A run of records.
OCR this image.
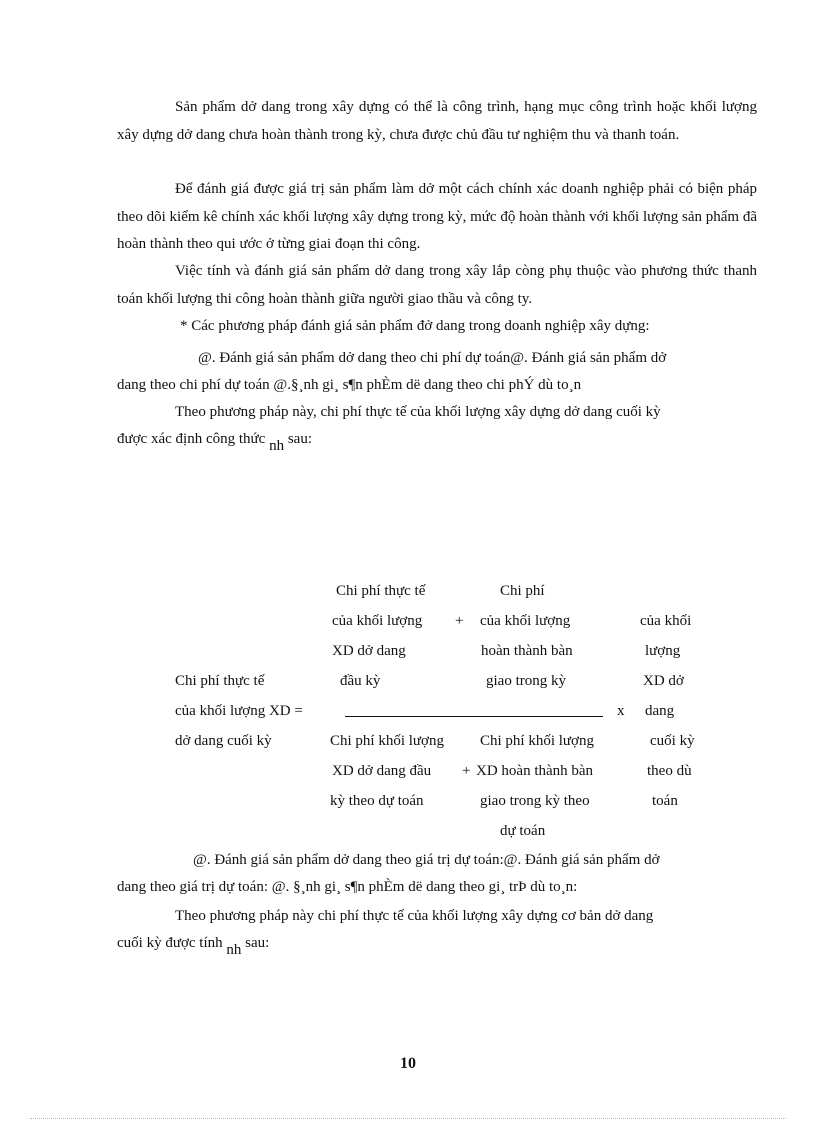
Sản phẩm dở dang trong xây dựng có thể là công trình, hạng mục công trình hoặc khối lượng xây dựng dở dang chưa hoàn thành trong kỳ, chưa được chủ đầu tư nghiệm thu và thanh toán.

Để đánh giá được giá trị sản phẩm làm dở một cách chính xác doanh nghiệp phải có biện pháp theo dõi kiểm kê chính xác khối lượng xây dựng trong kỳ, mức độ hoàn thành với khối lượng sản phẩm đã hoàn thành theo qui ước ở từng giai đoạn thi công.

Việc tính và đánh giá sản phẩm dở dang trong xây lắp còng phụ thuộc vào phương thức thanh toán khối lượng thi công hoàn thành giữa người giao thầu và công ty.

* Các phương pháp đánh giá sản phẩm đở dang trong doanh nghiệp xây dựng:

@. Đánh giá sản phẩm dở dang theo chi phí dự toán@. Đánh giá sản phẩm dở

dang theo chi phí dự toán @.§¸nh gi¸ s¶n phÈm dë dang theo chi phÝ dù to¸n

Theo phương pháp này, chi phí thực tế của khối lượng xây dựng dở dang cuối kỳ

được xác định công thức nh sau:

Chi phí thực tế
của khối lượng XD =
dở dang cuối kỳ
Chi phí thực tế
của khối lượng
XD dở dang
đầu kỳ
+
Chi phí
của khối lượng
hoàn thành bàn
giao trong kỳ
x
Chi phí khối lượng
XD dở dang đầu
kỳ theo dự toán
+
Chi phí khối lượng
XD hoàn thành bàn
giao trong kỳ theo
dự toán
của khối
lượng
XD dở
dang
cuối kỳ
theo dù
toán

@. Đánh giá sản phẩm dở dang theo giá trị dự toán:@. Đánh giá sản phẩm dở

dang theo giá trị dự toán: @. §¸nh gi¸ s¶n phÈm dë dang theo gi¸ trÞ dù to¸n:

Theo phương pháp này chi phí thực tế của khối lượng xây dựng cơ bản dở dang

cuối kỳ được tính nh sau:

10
---
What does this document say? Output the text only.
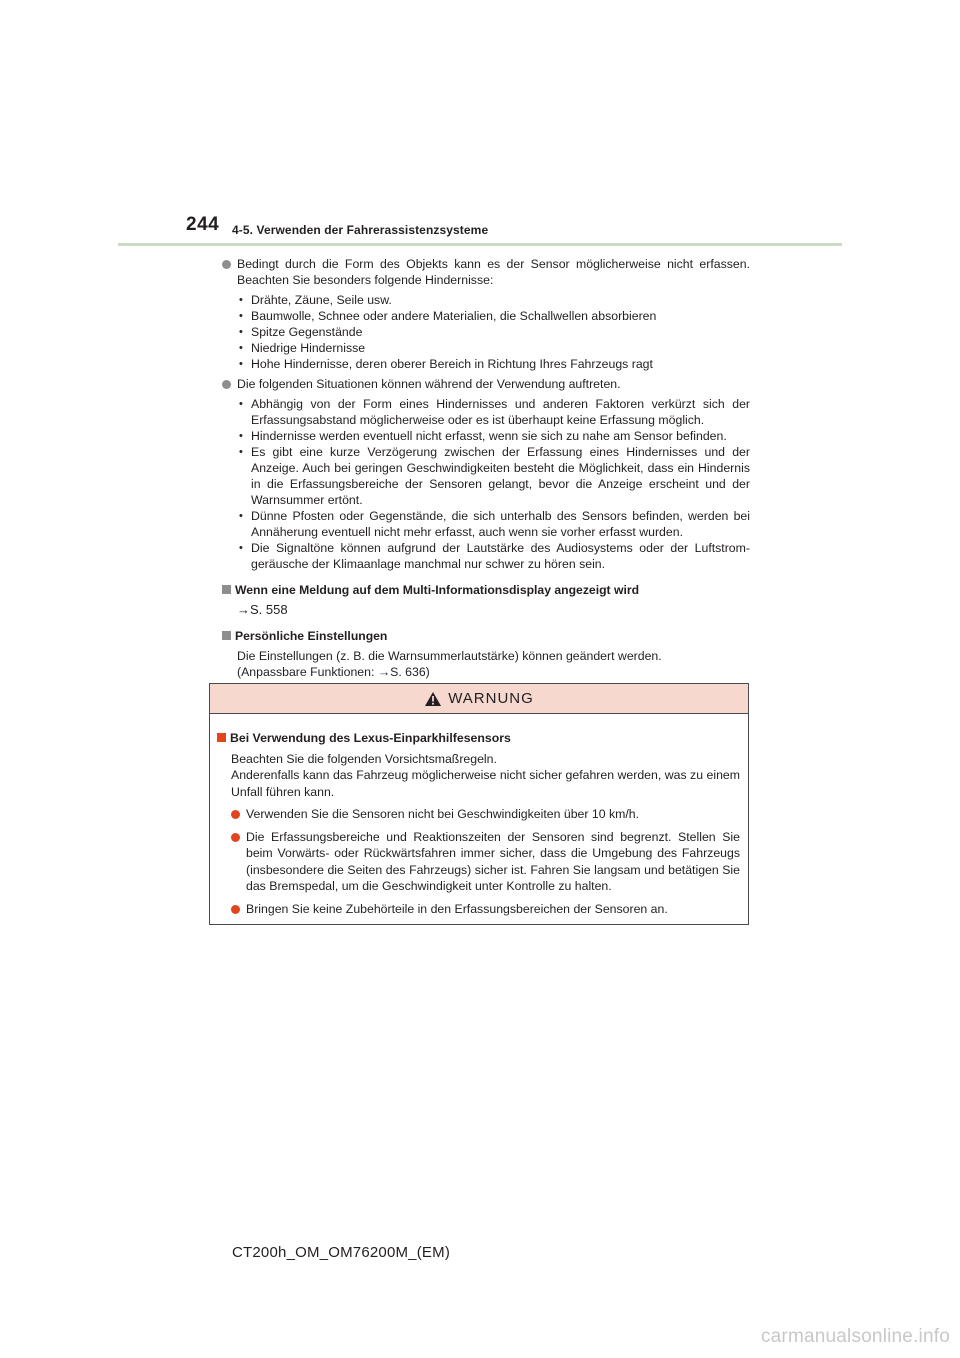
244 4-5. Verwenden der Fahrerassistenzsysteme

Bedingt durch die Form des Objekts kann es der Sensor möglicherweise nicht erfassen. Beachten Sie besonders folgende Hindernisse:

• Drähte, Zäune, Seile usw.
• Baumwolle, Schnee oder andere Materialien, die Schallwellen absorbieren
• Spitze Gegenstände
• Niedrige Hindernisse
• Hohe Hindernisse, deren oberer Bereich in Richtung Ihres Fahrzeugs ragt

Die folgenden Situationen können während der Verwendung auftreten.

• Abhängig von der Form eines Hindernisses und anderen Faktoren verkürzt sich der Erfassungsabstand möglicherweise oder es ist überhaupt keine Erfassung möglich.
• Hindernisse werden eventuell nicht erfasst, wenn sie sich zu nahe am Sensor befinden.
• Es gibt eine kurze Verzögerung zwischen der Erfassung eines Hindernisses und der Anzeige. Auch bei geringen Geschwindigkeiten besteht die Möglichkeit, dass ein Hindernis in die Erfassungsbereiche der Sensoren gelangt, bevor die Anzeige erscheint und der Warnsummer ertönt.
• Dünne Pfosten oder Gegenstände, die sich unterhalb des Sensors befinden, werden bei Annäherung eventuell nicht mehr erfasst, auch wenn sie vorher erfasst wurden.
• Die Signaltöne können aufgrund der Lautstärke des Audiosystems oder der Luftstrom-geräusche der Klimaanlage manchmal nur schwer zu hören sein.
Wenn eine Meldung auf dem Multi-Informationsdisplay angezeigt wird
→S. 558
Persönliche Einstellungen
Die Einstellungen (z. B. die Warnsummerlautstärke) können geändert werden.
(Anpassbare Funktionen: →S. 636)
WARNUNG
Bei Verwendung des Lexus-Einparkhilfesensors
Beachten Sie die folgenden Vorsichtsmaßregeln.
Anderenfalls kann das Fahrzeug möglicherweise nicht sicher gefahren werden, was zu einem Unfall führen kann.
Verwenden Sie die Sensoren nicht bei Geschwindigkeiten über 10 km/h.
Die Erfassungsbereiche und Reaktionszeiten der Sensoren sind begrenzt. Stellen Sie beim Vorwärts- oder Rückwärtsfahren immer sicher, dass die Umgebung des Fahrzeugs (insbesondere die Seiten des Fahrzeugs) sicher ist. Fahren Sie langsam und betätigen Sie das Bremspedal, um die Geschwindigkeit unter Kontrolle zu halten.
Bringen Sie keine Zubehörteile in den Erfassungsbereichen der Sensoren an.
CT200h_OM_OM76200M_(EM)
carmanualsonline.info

Instructions to follow. Identify every line holding the word "keine" and copy it out.

Written answer.
• Abhängig von der Form eines Hindernisses und anderen Faktoren verkürzt sich der Erfassungsabstand möglicherweise oder es ist überhaupt keine Erfassung möglich.
Bringen Sie keine Zubehörteile in den Erfassungsbereichen der Sensoren an.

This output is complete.